### Objective:
In the book list below, what is the title of the sequel to Interrupting Chicken?

### Text block:
--- Start ---
3. My Mouth is a Volcano
Luis has a blurting problem. Like the books above, he has supportive people in his life who help him gain strategies for holding onto his words and waiting until it's appropriate to share them. We read this one regularly for maintaining appropriate behavior.


4. Spaghetti on a Hotdog Bun
I love this book for a couple of different reasons. First, there's the whole "you're awesome the way you are" part. And second, there's the whole "stand up for yourself but be kind to others at the same time" part. It's a definite "be true to you" kind of book.


5. Lacy Walker Nonstop Talker
Lacy had to actually lose her voice before she learned how to listen. While we can't give our students that same experience, we can show them the value of slowing down and paying attention to others. It's a tough skill to learn when students are still in the egocentric time of their lives, but a very important skill to be exposed to. Eventually, they'll get it if we demonstrate it enough. (At least we hope so1)


6. Interrupting Chicken
When My Mouth is a Volcano and Lacy Walker don't work, Interrupting Chicken is my next choice. Papa gets annoyed when Chicken interrupts the story over and over, but it's told with humor and a kind heart. (Also check out the sequel: Interrupting Chicken and the Elephant of Surprise.)


7. Personal Space Camp
Luis has a hard time staying out of other people's bubbles, but Principal Goodkid has just the trick. Luis learns all about keeping his body to himself. We even do some of the activities in class when that year's group really needs it.


8. Some Monsters are Different
By far, this is one of my favorites. Maybe because it's weird and I can relate. ;) But it goes along with Spaghetti on a Hotdog Bun. It's about accepting our differences and supporting people no matter what they like or don't like. It's written for young audiences, but my third graders loved it and listened intently. I think I will love this book forever. <3


9. Be Kind!
The title says it all. When my students start to forget that we're all in this together, we reread this book. They are such a sweet group this year, but sometimes we need this reminder.
--- End ---
Element position data:
--- Start ---
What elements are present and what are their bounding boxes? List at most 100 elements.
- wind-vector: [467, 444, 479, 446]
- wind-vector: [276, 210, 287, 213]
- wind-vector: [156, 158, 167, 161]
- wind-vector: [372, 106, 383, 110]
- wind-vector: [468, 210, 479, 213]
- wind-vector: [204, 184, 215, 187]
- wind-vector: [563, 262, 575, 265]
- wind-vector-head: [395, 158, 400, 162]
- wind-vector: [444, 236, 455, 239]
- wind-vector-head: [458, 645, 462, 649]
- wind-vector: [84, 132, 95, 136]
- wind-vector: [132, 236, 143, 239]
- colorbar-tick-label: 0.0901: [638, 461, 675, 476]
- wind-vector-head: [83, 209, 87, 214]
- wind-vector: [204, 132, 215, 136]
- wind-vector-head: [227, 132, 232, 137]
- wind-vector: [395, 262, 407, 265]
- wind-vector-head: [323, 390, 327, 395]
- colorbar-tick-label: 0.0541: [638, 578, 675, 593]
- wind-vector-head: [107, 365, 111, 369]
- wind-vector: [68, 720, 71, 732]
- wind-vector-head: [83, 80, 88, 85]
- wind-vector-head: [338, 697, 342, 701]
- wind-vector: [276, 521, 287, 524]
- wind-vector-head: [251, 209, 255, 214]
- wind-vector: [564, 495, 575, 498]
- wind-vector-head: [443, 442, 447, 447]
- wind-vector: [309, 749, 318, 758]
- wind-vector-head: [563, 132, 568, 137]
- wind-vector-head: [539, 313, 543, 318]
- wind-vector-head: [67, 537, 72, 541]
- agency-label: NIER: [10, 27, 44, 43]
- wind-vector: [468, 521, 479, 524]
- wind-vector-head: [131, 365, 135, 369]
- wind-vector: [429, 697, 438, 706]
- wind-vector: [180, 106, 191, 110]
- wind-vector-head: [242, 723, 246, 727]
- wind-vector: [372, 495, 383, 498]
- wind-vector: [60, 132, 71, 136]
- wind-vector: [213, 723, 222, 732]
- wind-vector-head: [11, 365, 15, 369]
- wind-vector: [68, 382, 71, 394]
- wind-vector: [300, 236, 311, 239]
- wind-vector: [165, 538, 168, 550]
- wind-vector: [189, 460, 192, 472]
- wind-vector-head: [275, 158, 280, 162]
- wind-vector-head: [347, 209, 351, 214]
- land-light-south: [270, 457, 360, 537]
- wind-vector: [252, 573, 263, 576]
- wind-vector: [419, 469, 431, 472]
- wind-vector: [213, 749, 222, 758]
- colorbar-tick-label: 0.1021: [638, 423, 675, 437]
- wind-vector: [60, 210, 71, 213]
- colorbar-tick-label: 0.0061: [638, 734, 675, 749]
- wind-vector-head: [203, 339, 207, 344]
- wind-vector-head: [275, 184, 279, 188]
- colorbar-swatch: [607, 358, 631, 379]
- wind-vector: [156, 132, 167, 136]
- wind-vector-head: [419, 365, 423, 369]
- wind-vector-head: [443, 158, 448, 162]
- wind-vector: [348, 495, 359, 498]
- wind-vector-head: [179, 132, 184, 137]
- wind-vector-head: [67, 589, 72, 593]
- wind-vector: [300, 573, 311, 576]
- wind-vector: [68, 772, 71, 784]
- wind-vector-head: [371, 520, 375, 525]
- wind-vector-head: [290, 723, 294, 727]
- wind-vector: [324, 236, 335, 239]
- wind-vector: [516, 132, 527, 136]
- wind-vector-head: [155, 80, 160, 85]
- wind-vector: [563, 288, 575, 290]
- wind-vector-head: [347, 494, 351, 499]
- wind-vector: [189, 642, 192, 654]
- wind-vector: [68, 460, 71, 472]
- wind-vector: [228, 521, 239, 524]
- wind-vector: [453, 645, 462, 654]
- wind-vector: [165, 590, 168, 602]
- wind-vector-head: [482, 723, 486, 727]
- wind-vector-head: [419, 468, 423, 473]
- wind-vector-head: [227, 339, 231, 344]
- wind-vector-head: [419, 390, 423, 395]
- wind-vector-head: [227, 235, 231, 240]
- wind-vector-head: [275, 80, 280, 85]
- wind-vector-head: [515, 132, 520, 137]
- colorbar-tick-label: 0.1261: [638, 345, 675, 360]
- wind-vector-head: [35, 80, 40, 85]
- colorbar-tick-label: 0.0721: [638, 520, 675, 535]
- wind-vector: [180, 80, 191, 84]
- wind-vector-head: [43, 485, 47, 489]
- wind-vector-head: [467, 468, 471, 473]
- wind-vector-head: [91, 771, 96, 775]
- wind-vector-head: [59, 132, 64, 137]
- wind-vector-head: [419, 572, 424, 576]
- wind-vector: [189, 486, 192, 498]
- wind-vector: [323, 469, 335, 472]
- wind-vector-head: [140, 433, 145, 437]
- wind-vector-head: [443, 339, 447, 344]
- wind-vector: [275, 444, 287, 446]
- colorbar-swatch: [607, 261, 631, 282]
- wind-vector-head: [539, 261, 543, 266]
--- End ---
### Task solution:
Interrupting Chicken and the Elephant of Surprise